* **Required work**: For every line in the data below that contains "AIGC", copy the line.

* **Recorded data**:
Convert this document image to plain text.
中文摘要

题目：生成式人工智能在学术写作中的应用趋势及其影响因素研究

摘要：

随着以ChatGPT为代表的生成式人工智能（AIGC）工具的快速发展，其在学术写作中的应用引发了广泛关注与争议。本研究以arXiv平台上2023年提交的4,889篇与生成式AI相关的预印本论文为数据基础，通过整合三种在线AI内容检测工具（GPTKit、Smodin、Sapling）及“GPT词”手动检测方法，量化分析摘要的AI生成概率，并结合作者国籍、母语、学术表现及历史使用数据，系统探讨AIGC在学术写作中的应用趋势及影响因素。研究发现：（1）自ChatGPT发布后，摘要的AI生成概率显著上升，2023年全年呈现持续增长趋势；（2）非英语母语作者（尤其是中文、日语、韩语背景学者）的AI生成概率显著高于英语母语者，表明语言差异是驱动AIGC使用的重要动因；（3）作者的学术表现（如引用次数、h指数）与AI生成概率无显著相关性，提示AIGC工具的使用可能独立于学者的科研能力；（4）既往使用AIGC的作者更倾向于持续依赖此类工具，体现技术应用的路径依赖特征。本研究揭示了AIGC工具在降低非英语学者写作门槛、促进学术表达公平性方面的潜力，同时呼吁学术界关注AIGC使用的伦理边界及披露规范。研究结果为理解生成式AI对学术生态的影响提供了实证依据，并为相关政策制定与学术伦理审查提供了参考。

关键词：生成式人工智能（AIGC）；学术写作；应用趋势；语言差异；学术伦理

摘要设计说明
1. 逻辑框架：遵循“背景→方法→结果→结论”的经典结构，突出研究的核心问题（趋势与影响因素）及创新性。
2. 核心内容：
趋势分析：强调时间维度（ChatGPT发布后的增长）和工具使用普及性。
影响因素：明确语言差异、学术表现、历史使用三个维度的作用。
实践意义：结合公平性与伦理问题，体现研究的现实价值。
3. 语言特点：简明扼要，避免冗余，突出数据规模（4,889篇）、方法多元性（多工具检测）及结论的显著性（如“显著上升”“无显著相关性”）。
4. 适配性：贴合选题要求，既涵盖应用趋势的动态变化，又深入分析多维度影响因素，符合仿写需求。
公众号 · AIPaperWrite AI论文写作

* **Solution**:
随着以ChatGPT为代表的生成式人工智能（AIGC）工具的快速发展，其在学术写作中的应用引发了广泛关注与争议。本研究以arXiv平台上2023年提交的4,889篇与生成式AI相关的预印本论文为数据基础，通过整合三种在线AI内容检测工具（GPTKit、Smodin、Sapling）及“GPT词”手动检测方法，量化分析摘要的AI生成概率，并结合作者国籍、母语、学术表现及历史使用数据，系统探讨AIGC在学术写作中的应用趋势及影响因素。研究发现：（1）自ChatGPT发布后，摘要的AI生成概率显著上升，2023年全年呈现持续增长趋势；（2）非英语母语作者（尤其是中文、日语、韩语背景学者）的AI生成概率显著高于英语母语者，表明语言差异是驱动AIGC使用的重要动因；（3）作者的学术表现（如引用次数、h指数）与AI生成概率无显著相关性，提示AIGC工具的使用可能独立于学者的科研能力；（4）既往使用AIGC的作者更倾向于持续依赖此类工具，体现技术应用的路径依赖特征。本研究揭示了AIGC工具在降低非英语学者写作门槛、促进学术表达公平性方面的潜力，同时呼吁学术界关注AIGC使用的伦理边界及披露规范。研究结果为理解生成式AI对学术生态的影响提供了实证依据，并为相关政策制定与学术伦理审查提供了参考。
关键词：生成式人工智能（AIGC）；学术写作；应用趋势；语言差异；学术伦理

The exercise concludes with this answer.